>> start

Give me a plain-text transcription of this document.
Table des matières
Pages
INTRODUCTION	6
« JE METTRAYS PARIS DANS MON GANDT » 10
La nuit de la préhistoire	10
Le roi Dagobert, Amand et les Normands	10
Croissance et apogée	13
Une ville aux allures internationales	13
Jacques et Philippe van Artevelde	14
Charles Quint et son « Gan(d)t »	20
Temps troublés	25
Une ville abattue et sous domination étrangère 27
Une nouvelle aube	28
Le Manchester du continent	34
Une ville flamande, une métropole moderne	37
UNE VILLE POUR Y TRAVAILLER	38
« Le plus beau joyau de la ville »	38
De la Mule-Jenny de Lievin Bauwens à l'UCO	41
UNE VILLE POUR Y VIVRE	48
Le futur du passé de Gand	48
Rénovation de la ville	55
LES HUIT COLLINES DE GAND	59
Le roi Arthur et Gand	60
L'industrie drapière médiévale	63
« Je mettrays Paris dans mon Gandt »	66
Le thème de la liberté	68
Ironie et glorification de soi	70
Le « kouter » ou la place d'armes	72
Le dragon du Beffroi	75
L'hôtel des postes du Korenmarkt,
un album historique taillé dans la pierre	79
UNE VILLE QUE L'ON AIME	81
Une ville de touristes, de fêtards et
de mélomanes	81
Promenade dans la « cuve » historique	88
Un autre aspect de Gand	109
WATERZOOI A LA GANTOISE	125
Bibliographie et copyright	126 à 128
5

>> end

Work to complete. Which lines of the data include "historique"? Copy each of them.

Solved exercise.
un album historique taillé dans la pierre	79
Promenade dans la « cuve » historique	88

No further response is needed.